» Recorded data
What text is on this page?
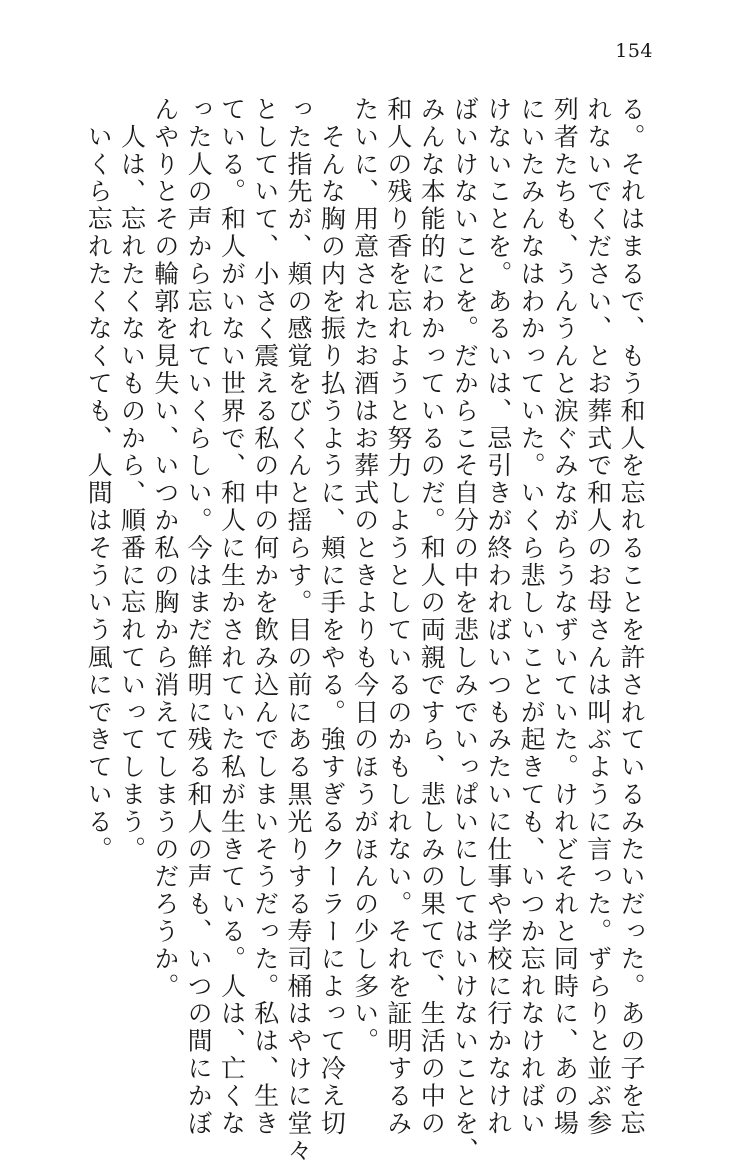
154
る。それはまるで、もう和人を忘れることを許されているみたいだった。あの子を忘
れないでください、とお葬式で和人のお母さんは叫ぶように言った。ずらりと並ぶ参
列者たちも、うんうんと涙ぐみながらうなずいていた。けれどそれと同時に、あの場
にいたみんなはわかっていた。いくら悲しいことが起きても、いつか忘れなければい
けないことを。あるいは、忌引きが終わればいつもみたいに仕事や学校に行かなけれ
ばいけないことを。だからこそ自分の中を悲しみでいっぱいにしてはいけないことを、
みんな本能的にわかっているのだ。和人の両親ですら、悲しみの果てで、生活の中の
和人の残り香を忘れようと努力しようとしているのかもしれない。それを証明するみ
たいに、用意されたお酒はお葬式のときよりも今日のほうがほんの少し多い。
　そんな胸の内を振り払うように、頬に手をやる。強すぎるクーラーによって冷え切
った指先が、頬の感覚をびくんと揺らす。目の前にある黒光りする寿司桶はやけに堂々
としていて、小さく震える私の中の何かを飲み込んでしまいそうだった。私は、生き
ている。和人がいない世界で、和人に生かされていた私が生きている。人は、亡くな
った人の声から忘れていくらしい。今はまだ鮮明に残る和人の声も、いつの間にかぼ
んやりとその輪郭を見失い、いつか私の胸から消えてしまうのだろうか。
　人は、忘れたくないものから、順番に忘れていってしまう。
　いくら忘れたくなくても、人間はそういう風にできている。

» Prompt
Reproduce every line exactly and omit all pictures.

» Output of the exercise
What text is on this page?
154
る。それはまるで、もう和人を忘れることを許されているみたいだった。あの子を忘
れないでください、とお葬式で和人のお母さんは叫ぶように言った。ずらりと並ぶ参
列者たちも、うんうんと涙ぐみながらうなずいていた。けれどそれと同時に、あの場
にいたみんなはわかっていた。いくら悲しいことが起きても、いつか忘れなければい
けないことを。あるいは、忌引きが終わればいつもみたいに仕事や学校に行かなけれ
ばいけないことを。だからこそ自分の中を悲しみでいっぱいにしてはいけないことを、
みんな本能的にわかっているのだ。和人の両親ですら、悲しみの果てで、生活の中の
和人の残り香を忘れようと努力しようとしているのかもしれない。それを証明するみ
たいに、用意されたお酒はお葬式のときよりも今日のほうがほんの少し多い。
　そんな胸の内を振り払うように、頬に手をやる。強すぎるクーラーによって冷え切
った指先が、頬の感覚をびくんと揺らす。目の前にある黒光りする寿司桶はやけに堂々
としていて、小さく震える私の中の何かを飲み込んでしまいそうだった。私は、生き
ている。和人がいない世界で、和人に生かされていた私が生きている。人は、亡くな
った人の声から忘れていくらしい。今はまだ鮮明に残る和人の声も、いつの間にかぼ
んやりとその輪郭を見失い、いつか私の胸から消えてしまうのだろうか。
　人は、忘れたくないものから、順番に忘れていってしまう。
　いくら忘れたくなくても、人間はそういう風にできている。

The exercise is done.